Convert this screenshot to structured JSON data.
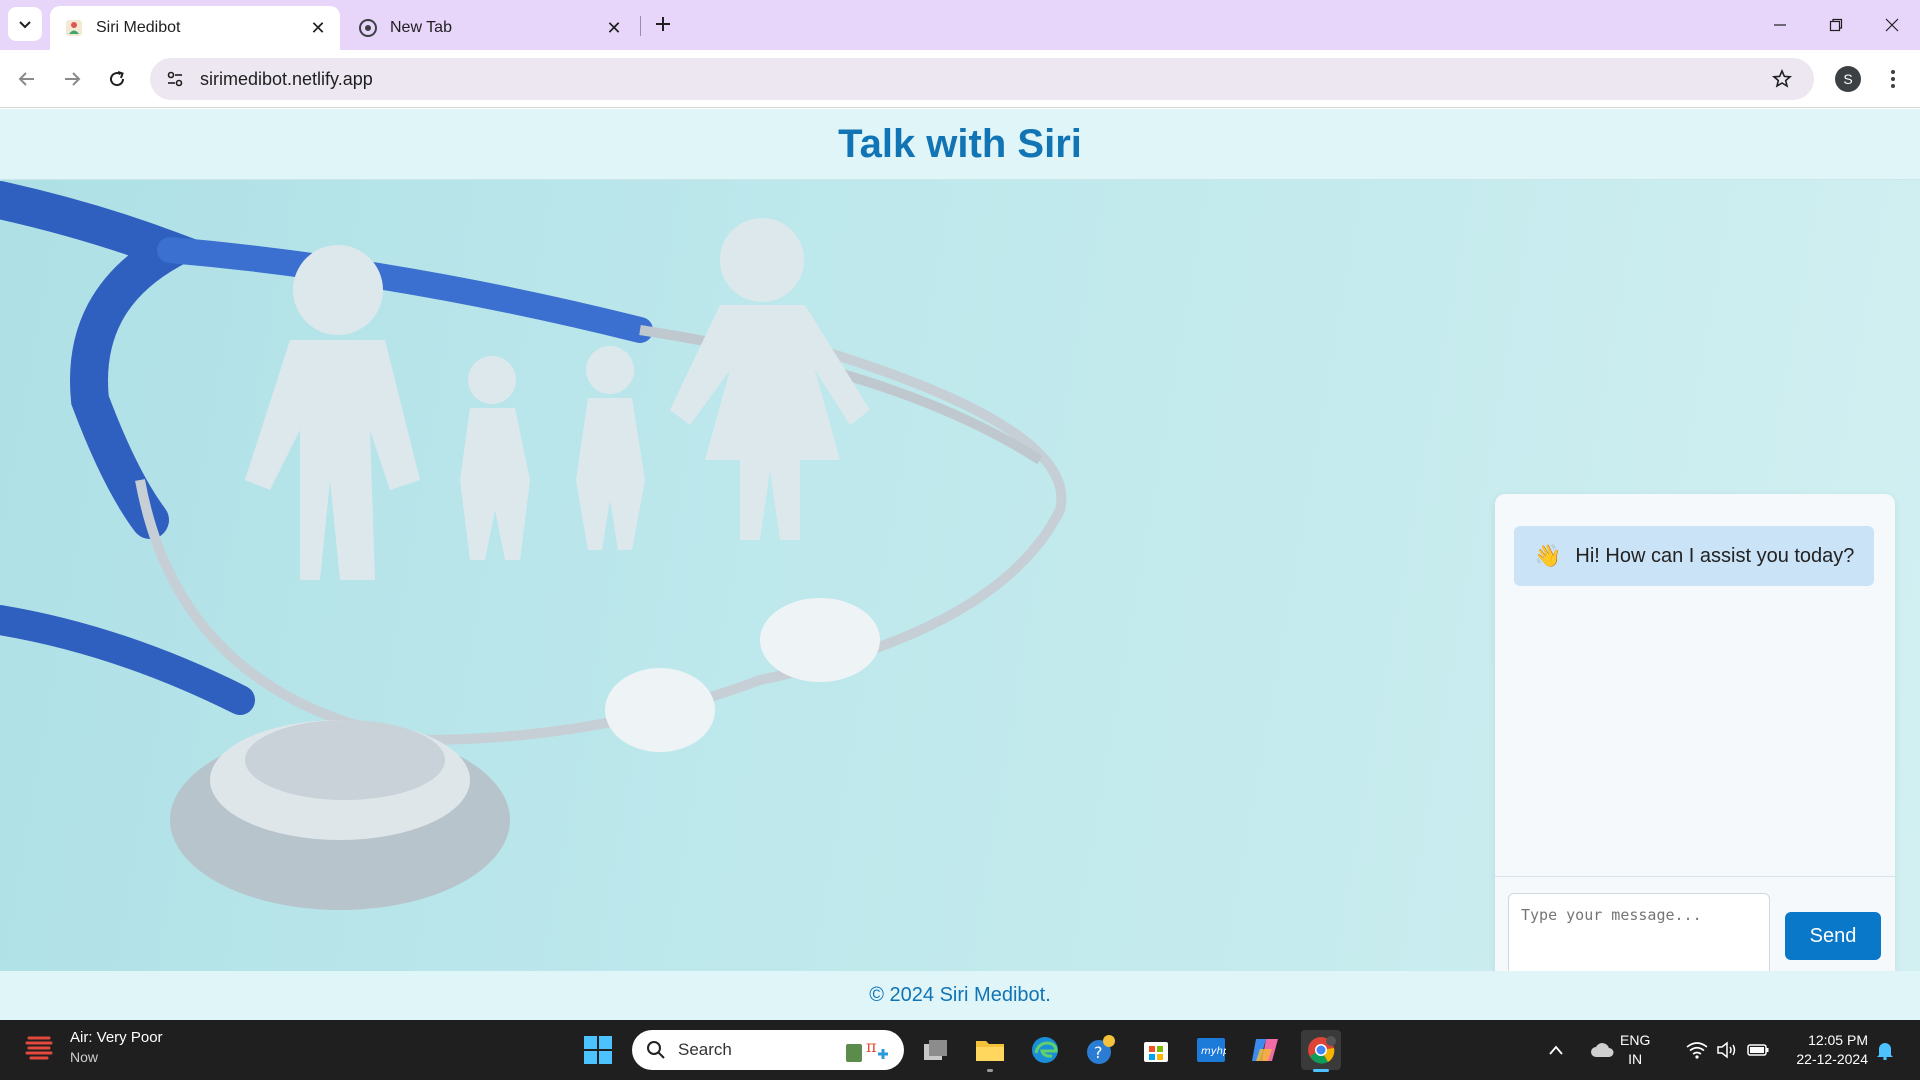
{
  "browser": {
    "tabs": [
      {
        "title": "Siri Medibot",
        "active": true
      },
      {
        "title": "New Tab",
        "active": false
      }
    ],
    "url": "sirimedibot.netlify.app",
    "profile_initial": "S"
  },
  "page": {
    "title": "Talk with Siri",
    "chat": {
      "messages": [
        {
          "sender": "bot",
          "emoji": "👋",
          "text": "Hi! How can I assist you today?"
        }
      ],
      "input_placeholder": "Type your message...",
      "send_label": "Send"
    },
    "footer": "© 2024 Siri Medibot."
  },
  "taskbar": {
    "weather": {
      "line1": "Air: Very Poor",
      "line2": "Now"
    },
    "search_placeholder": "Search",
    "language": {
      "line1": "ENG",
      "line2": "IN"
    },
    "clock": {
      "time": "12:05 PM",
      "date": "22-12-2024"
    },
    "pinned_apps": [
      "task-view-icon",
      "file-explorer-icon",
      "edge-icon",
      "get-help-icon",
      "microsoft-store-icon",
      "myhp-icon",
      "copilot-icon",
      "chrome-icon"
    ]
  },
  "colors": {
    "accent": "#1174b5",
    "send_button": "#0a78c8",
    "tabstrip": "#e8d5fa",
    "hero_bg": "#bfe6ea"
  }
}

OBJECTIVE:
Output a faithful copy of the data, with each picture left out.

ANSWER:
Convert this screenshot to structured JSON data.
{
  "browser": {
    "tabs": [
      {
        "title": "Siri Medibot",
        "active": true
      },
      {
        "title": "New Tab",
        "active": false
      }
    ],
    "url": "sirimedibot.netlify.app",
    "profile_initial": "S"
  },
  "page": {
    "title": "Talk with Siri",
    "chat": {
      "messages": [
        {
          "sender": "bot",
          "emoji": "👋",
          "text": "Hi! How can I assist you today?"
        }
      ],
      "input_placeholder": "Type your message...",
      "send_label": "Send"
    },
    "footer": "© 2024 Siri Medibot."
  },
  "taskbar": {
    "weather": {
      "line1": "Air: Very Poor",
      "line2": "Now"
    },
    "search_placeholder": "Search",
    "language": {
      "line1": "ENG",
      "line2": "IN"
    },
    "clock": {
      "time": "12:05 PM",
      "date": "22-12-2024"
    },
    "pinned_apps": [
      "task-view-icon",
      "file-explorer-icon",
      "edge-icon",
      "get-help-icon",
      "microsoft-store-icon",
      "myhp-icon",
      "copilot-icon",
      "chrome-icon"
    ]
  },
  "colors": {
    "accent": "#1174b5",
    "send_button": "#0a78c8",
    "tabstrip": "#e8d5fa",
    "hero_bg": "#bfe6ea"
  }
}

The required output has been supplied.